■ **What you should do**
Return each line of the records holding the string "Output".

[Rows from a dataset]
● ● ● ● ● ● ●

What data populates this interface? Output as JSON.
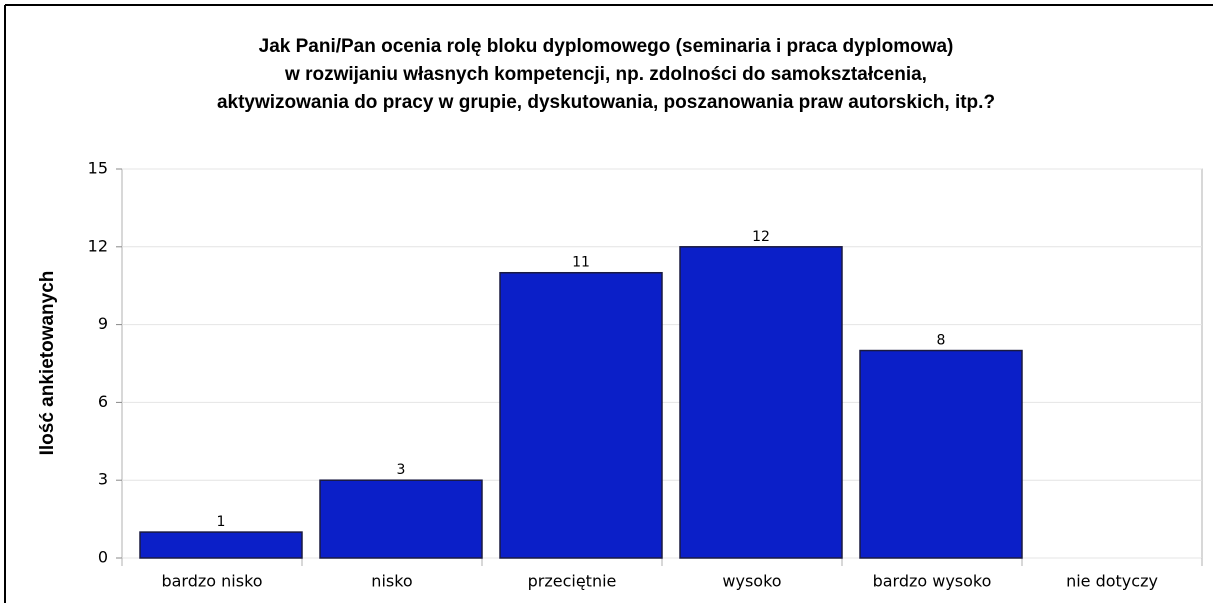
{
  "chart_data": {
    "type": "bar",
    "title": [
      "Jak Pani/Pan ocenia rolę bloku dyplomowego (seminaria i praca dyplomowa)",
      "w rozwijaniu własnych kompetencji, np. zdolności do samokształcenia,",
      "aktywizowania do pracy w grupie, dyskutowania, poszanowania praw autorskich, itp.?"
    ],
    "y_label": "Ilość ankietowanych",
    "categories": [
      "bardzo nisko",
      "nisko",
      "przeciętnie",
      "wysoko",
      "bardzo wysoko",
      "nie dotyczy"
    ],
    "values": [
      1,
      3,
      11,
      12,
      8,
      null
    ],
    "color": "#0b1fc8",
    "ylim": [
      0,
      15
    ],
    "yticks": [
      0,
      3,
      6,
      9,
      12,
      15
    ],
    "grid": true
  }
}
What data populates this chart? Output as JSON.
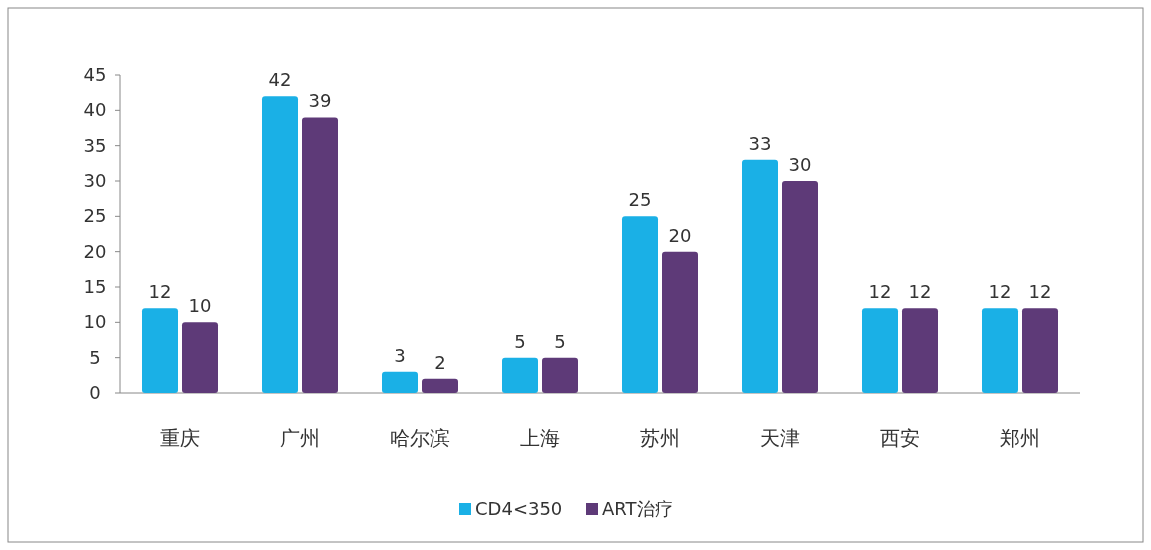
{
  "chart_data": {
    "type": "bar",
    "categories": [
      "重庆",
      "广州",
      "哈尔滨",
      "上海",
      "苏州",
      "天津",
      "西安",
      "郑州"
    ],
    "series": [
      {
        "name": "CD4<350",
        "color": "#1ab0e6",
        "values": [
          12,
          42,
          3,
          5,
          25,
          33,
          12,
          12
        ]
      },
      {
        "name": "ART治疗",
        "color": "#5e3a78",
        "values": [
          10,
          39,
          2,
          5,
          20,
          30,
          12,
          12
        ]
      }
    ],
    "ylim": [
      0,
      45
    ],
    "yticks": [
      0,
      5,
      10,
      15,
      20,
      25,
      30,
      35,
      40,
      45
    ],
    "data_labels": true,
    "legend": "bottom"
  }
}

● ● ● ● ● ● ●

■ **Written response**
What data populates this interface? Output as JSON.
What data populates this chart? Output as JSON.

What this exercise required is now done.